### WHAT YOU HAVE TO DO
Select and reproduce each line of the listing below that bears the string "保证国家政治生活既充满活力又安定有序".

:::::

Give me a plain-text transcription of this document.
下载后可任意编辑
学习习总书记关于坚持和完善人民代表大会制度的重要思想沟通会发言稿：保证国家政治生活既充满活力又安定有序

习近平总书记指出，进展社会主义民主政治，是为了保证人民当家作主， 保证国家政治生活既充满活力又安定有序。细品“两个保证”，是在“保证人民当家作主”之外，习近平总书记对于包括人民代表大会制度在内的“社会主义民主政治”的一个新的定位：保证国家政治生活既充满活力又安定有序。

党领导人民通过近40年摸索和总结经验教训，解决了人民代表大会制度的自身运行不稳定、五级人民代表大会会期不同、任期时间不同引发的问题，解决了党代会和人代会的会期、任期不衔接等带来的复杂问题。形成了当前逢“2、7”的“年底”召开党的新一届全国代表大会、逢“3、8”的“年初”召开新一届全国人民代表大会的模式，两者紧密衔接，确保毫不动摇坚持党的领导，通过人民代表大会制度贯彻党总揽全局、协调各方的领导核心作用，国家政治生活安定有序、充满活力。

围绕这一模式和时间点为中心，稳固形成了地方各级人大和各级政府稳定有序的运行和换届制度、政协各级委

:::::

### THE OUTPUT
学习习总书记关于坚持和完善人民代表大会制度的重要思想沟通会发言稿：保证国家政治生活既充满活力又安定有序
习近平总书记指出，进展社会主义民主政治，是为了保证人民当家作主， 保证国家政治生活既充满活力又安定有序。细品“两个保证”，是在“保证人民当家作主”之外，习近平总书记对于包括人民代表大会制度在内的“社会主义民主政治”的一个新的定位：保证国家政治生活既充满活力又安定有序。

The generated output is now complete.